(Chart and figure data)
—————
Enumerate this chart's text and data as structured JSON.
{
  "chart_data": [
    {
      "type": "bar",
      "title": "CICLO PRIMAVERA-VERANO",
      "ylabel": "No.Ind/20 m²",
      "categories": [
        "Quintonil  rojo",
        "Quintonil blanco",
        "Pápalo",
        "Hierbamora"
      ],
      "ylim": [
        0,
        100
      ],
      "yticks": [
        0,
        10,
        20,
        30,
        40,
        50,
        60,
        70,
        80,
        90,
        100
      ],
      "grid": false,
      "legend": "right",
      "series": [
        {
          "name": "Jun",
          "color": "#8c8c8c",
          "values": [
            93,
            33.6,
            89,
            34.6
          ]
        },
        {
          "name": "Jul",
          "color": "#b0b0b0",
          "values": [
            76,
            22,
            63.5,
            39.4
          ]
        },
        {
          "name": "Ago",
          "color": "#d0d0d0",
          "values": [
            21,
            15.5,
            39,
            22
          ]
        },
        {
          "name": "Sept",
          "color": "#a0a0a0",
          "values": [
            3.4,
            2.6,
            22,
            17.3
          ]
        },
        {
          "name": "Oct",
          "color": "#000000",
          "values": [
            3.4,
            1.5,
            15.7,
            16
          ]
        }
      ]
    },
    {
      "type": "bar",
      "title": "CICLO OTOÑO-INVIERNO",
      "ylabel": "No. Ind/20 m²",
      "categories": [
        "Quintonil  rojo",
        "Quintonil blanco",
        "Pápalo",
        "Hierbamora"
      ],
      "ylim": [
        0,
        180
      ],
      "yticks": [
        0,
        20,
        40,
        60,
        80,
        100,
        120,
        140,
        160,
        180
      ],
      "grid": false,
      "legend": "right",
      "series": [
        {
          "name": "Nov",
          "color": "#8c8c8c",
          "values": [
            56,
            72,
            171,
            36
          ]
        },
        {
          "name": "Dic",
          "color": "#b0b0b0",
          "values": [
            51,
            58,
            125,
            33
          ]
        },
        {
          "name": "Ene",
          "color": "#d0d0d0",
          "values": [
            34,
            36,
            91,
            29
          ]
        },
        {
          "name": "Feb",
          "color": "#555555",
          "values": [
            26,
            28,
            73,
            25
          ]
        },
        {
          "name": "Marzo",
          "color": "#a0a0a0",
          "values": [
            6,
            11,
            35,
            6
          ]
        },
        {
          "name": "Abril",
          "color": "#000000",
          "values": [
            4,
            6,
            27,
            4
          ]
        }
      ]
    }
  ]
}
—————
WHAT THIS TASK INVOLVES: In the listing above, how many lines hold the word "CICLO"? Give the number and nothing more.

SOLUTION TO THIS PROBLEM: 2